Collection entries:

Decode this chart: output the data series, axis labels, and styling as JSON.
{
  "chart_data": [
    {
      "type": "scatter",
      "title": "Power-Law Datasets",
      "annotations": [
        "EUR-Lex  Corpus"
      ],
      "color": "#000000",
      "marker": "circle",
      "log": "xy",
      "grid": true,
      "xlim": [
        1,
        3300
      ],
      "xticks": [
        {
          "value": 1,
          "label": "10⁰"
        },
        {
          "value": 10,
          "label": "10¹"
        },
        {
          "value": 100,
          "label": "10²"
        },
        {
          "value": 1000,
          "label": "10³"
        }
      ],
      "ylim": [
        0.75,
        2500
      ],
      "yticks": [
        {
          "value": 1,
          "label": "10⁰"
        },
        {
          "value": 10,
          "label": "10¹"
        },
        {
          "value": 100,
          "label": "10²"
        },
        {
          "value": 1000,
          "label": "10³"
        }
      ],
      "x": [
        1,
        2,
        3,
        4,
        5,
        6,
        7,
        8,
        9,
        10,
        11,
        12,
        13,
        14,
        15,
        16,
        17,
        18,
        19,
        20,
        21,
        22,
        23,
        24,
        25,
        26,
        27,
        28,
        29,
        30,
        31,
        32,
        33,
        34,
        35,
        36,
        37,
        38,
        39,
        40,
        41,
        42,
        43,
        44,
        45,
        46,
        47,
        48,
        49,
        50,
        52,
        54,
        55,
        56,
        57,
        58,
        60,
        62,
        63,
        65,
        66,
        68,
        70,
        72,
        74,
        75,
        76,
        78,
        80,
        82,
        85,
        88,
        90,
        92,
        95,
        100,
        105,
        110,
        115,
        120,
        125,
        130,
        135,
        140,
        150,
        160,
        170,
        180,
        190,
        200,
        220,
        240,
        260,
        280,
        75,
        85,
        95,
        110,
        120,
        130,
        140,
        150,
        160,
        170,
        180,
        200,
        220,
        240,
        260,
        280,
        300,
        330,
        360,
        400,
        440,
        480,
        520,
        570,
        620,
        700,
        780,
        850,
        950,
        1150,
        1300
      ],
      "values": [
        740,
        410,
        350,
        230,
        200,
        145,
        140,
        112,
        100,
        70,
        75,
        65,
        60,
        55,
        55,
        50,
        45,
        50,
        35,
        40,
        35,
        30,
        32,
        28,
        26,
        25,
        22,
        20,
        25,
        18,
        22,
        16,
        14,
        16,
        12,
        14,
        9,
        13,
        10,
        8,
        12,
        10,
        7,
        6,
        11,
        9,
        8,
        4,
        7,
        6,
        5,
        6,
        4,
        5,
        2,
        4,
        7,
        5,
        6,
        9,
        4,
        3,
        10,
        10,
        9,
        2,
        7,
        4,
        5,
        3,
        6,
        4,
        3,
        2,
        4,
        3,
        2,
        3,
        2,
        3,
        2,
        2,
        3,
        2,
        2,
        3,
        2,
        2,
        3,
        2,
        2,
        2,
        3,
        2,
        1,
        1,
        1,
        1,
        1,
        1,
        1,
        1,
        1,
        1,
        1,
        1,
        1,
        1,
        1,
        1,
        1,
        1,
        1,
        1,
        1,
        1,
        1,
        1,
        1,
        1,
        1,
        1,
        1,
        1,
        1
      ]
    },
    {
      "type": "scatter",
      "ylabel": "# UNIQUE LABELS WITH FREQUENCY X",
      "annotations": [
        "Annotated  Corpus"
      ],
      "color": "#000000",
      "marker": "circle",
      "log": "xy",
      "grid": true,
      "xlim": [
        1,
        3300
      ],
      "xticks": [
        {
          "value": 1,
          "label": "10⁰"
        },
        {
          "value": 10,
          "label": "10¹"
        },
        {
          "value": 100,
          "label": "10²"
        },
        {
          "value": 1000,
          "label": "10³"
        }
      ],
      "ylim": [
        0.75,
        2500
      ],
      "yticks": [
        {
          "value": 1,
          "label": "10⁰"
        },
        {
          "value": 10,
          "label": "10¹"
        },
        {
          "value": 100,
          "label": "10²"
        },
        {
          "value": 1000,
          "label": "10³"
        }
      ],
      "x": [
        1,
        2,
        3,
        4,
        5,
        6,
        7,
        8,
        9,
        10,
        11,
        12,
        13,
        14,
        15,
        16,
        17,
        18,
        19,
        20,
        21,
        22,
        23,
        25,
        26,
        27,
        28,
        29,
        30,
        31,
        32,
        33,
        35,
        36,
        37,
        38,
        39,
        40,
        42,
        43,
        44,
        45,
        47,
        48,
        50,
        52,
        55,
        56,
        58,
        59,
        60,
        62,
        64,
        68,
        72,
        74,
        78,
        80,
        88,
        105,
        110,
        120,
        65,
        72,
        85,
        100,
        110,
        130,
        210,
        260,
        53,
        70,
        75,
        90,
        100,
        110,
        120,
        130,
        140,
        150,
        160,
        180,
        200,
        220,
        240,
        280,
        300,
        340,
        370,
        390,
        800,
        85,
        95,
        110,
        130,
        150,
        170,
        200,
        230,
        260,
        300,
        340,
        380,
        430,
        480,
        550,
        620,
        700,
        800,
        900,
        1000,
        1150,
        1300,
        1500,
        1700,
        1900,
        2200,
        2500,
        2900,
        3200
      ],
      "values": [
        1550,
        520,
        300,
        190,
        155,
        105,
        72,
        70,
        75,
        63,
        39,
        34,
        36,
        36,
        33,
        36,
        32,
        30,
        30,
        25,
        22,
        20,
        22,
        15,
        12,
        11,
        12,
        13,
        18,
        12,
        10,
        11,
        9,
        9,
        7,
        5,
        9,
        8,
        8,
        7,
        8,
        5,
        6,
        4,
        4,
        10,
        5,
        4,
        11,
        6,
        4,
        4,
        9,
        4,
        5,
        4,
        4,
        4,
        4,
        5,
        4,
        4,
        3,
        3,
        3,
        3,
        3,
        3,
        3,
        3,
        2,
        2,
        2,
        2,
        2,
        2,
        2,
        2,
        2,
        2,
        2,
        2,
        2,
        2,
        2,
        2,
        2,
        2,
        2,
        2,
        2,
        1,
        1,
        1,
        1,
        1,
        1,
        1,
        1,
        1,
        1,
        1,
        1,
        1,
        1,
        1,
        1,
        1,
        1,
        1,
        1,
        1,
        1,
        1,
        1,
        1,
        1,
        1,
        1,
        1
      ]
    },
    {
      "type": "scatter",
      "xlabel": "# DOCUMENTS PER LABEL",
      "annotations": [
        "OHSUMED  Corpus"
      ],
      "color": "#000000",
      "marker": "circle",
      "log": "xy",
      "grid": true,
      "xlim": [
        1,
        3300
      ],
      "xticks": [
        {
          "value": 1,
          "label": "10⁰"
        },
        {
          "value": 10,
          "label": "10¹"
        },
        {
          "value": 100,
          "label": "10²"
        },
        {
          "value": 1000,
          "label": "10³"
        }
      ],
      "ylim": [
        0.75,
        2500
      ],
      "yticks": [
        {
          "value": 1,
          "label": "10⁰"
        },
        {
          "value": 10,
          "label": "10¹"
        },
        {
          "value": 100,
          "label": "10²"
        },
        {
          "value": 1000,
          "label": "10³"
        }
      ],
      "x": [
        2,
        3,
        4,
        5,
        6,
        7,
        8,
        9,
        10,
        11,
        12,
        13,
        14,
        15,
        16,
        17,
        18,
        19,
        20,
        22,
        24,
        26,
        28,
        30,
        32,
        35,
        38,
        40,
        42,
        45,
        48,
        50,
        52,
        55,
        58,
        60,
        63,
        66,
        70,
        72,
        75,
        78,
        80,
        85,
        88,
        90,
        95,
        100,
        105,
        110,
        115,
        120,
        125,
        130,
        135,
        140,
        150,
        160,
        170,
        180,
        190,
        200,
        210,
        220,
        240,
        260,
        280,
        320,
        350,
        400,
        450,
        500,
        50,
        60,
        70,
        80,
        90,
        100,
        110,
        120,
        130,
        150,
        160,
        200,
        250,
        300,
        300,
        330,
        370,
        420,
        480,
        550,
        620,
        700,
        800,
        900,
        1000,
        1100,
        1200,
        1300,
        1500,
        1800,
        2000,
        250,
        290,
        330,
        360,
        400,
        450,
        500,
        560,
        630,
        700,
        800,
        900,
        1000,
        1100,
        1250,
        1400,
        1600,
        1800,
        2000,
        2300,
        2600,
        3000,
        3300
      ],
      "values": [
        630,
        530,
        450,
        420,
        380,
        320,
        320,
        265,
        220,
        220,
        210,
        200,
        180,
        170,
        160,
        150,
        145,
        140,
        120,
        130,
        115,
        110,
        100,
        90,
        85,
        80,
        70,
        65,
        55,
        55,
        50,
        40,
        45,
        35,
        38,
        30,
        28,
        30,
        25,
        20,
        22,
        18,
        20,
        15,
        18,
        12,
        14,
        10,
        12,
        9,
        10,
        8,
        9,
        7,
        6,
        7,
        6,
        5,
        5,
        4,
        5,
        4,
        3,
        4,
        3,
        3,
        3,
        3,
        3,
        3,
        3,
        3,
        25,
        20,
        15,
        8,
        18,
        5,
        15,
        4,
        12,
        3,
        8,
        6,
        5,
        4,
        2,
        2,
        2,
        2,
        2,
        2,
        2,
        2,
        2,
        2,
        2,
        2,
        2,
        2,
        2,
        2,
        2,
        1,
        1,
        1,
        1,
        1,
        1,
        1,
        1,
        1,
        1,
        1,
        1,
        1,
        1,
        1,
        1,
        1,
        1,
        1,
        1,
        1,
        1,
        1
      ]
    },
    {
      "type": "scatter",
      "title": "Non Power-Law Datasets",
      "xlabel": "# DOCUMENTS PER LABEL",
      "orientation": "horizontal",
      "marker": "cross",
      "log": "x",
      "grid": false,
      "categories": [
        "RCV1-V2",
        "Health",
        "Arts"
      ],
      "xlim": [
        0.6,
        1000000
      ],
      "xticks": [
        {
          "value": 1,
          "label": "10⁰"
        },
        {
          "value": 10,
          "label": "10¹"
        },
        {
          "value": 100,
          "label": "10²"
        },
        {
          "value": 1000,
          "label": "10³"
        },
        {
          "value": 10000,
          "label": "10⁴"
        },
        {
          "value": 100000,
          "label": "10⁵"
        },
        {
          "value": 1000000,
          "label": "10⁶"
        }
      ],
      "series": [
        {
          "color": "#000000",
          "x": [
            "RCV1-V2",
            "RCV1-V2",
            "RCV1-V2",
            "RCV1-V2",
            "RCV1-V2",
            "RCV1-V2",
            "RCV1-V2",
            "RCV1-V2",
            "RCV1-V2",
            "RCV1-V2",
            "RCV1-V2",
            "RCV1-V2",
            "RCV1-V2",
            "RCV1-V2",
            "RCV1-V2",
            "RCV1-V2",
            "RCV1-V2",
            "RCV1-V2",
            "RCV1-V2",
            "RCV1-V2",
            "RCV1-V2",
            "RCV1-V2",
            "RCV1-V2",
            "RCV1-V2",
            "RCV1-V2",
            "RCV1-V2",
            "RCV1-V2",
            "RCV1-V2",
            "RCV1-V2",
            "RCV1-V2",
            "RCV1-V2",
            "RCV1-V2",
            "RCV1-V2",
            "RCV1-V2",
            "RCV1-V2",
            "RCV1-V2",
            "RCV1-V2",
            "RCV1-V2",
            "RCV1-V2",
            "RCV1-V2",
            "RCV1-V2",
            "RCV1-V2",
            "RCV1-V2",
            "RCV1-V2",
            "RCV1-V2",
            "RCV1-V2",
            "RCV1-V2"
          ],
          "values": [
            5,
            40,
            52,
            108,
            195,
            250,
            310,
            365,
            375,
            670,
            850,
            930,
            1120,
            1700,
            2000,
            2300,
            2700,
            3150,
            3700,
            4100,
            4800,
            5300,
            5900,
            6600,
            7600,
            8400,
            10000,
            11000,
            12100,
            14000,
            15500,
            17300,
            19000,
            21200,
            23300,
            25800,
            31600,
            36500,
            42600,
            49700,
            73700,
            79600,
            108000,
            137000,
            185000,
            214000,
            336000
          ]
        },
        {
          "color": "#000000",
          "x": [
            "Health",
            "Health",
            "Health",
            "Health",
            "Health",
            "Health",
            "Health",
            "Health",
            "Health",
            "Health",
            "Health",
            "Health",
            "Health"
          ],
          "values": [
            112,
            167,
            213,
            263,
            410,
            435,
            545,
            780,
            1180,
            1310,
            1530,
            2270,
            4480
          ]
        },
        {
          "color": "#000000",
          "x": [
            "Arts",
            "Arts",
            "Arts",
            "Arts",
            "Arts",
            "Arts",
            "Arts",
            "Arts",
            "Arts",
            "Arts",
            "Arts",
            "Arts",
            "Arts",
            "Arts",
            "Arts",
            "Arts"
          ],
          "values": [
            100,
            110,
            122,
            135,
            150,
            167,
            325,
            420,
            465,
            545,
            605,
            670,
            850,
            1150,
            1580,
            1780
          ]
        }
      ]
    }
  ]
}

> _Short problem_
Each line that contains the string "Corpus" counts once; report how many such lines the entries have, giving only the number.

> _Solution to the exercise_
3